Exercise details: Transcribe the entries below exactly.

═══ Exercise input ═══

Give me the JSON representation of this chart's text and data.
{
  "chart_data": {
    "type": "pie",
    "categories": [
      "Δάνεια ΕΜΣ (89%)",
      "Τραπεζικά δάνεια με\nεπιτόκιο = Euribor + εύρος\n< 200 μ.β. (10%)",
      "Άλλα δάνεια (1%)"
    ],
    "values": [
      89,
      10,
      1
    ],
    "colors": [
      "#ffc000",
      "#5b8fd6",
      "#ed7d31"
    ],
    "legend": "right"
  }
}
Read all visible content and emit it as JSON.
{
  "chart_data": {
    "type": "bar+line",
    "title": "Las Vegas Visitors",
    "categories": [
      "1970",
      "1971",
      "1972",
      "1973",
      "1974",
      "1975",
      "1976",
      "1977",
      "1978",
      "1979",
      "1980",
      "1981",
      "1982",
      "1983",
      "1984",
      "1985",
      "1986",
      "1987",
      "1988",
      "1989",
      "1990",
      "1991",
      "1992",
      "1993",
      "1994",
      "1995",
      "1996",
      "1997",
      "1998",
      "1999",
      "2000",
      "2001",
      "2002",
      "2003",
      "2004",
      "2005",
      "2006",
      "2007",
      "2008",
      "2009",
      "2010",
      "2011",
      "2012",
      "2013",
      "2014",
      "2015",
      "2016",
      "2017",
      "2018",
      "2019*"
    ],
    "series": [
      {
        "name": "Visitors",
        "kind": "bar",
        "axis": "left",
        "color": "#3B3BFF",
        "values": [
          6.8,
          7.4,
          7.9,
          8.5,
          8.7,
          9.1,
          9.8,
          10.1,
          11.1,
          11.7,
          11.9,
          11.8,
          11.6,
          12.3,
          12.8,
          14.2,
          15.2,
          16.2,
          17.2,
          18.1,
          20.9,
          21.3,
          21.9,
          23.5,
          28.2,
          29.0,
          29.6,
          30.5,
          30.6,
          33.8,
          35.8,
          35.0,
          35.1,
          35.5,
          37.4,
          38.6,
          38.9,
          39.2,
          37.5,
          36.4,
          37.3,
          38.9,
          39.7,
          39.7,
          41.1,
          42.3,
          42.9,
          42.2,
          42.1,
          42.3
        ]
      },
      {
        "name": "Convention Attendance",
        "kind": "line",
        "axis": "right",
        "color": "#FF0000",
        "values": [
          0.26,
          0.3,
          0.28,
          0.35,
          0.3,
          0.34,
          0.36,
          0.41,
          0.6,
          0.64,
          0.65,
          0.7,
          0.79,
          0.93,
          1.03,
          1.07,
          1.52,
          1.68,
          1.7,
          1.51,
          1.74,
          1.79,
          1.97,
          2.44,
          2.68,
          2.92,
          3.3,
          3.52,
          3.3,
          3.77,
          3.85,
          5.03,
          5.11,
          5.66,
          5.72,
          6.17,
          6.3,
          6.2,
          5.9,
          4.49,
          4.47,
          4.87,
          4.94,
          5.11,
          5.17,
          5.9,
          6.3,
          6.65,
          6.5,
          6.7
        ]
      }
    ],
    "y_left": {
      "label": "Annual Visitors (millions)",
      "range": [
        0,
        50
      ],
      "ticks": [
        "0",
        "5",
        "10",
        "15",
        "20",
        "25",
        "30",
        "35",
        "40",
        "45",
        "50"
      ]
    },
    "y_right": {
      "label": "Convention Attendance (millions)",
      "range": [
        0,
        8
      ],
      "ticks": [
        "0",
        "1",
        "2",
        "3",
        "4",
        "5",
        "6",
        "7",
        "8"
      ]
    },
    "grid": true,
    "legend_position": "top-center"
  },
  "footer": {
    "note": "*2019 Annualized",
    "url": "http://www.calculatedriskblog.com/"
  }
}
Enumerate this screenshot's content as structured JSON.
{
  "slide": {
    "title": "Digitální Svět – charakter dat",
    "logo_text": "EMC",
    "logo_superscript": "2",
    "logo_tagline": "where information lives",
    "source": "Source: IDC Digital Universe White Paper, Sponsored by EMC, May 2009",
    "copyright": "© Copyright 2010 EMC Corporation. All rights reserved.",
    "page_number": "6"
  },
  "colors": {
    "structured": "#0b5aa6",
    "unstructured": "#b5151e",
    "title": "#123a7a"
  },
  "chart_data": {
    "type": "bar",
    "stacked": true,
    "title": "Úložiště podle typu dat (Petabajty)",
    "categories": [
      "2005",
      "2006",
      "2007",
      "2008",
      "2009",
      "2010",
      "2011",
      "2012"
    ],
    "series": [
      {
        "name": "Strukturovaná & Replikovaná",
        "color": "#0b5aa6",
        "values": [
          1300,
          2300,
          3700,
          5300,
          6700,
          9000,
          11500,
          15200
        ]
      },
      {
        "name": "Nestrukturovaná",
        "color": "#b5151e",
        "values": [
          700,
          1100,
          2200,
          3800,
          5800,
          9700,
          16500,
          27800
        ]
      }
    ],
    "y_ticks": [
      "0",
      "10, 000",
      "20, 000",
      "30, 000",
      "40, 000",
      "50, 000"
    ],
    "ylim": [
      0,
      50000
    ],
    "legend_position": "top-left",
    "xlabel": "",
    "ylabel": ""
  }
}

═══

Solution:
Give me the JSON representation of this chart's text and data.
{
  "chart_data": {
    "type": "pie",
    "categories": [
      "Δάνεια ΕΜΣ (89%)",
      "Τραπεζικά δάνεια με\nεπιτόκιο = Euribor + εύρος\n< 200 μ.β. (10%)",
      "Άλλα δάνεια (1%)"
    ],
    "values": [
      89,
      10,
      1
    ],
    "colors": [
      "#ffc000",
      "#5b8fd6",
      "#ed7d31"
    ],
    "legend": "right"
  }
}
Read all visible content and emit it as JSON.
{
  "chart_data": {
    "type": "bar+line",
    "title": "Las Vegas Visitors",
    "categories": [
      "1970",
      "1971",
      "1972",
      "1973",
      "1974",
      "1975",
      "1976",
      "1977",
      "1978",
      "1979",
      "1980",
      "1981",
      "1982",
      "1983",
      "1984",
      "1985",
      "1986",
      "1987",
      "1988",
      "1989",
      "1990",
      "1991",
      "1992",
      "1993",
      "1994",
      "1995",
      "1996",
      "1997",
      "1998",
      "1999",
      "2000",
      "2001",
      "2002",
      "2003",
      "2004",
      "2005",
      "2006",
      "2007",
      "2008",
      "2009",
      "2010",
      "2011",
      "2012",
      "2013",
      "2014",
      "2015",
      "2016",
      "2017",
      "2018",
      "2019*"
    ],
    "series": [
      {
        "name": "Visitors",
        "kind": "bar",
        "axis": "left",
        "color": "#3B3BFF",
        "values": [
          6.8,
          7.4,
          7.9,
          8.5,
          8.7,
          9.1,
          9.8,
          10.1,
          11.1,
          11.7,
          11.9,
          11.8,
          11.6,
          12.3,
          12.8,
          14.2,
          15.2,
          16.2,
          17.2,
          18.1,
          20.9,
          21.3,
          21.9,
          23.5,
          28.2,
          29.0,
          29.6,
          30.5,
          30.6,
          33.8,
          35.8,
          35.0,
          35.1,
          35.5,
          37.4,
          38.6,
          38.9,
          39.2,
          37.5,
          36.4,
          37.3,
          38.9,
          39.7,
          39.7,
          41.1,
          42.3,
          42.9,
          42.2,
          42.1,
          42.3
        ]
      },
      {
        "name": "Convention Attendance",
        "kind": "line",
        "axis": "right",
        "color": "#FF0000",
        "values": [
          0.26,
          0.3,
          0.28,
          0.35,
          0.3,
          0.34,
          0.36,
          0.41,
          0.6,
          0.64,
          0.65,
          0.7,
          0.79,
          0.93,
          1.03,
          1.07,
          1.52,
          1.68,
          1.7,
          1.51,
          1.74,
          1.79,
          1.97,
          2.44,
          2.68,
          2.92,
          3.3,
          3.52,
          3.3,
          3.77,
          3.85,
          5.03,
          5.11,
          5.66,
          5.72,
          6.17,
          6.3,
          6.2,
          5.9,
          4.49,
          4.47,
          4.87,
          4.94,
          5.11,
          5.17,
          5.9,
          6.3,
          6.65,
          6.5,
          6.7
        ]
      }
    ],
    "y_left": {
      "label": "Annual Visitors (millions)",
      "range": [
        0,
        50
      ],
      "ticks": [
        "0",
        "5",
        "10",
        "15",
        "20",
        "25",
        "30",
        "35",
        "40",
        "45",
        "50"
      ]
    },
    "y_right": {
      "label": "Convention Attendance (millions)",
      "range": [
        0,
        8
      ],
      "ticks": [
        "0",
        "1",
        "2",
        "3",
        "4",
        "5",
        "6",
        "7",
        "8"
      ]
    },
    "grid": true,
    "legend_position": "top-center"
  },
  "footer": {
    "note": "*2019 Annualized",
    "url": "http://www.calculatedriskblog.com/"
  }
}
Enumerate this screenshot's content as structured JSON.
{
  "slide": {
    "title": "Digitální Svět – charakter dat",
    "logo_text": "EMC",
    "logo_superscript": "2",
    "logo_tagline": "where information lives",
    "source": "Source: IDC Digital Universe White Paper, Sponsored by EMC, May 2009",
    "copyright": "© Copyright 2010 EMC Corporation. All rights reserved.",
    "page_number": "6"
  },
  "colors": {
    "structured": "#0b5aa6",
    "unstructured": "#b5151e",
    "title": "#123a7a"
  },
  "chart_data": {
    "type": "bar",
    "stacked": true,
    "title": "Úložiště podle typu dat (Petabajty)",
    "categories": [
      "2005",
      "2006",
      "2007",
      "2008",
      "2009",
      "2010",
      "2011",
      "2012"
    ],
    "series": [
      {
        "name": "Strukturovaná & Replikovaná",
        "color": "#0b5aa6",
        "values": [
          1300,
          2300,
          3700,
          5300,
          6700,
          9000,
          11500,
          15200
        ]
      },
      {
        "name": "Nestrukturovaná",
        "color": "#b5151e",
        "values": [
          700,
          1100,
          2200,
          3800,
          5800,
          9700,
          16500,
          27800
        ]
      }
    ],
    "y_ticks": [
      "0",
      "10, 000",
      "20, 000",
      "30, 000",
      "40, 000",
      "50, 000"
    ],
    "ylim": [
      0,
      50000
    ],
    "legend_position": "top-left",
    "xlabel": "",
    "ylabel": ""
  }
}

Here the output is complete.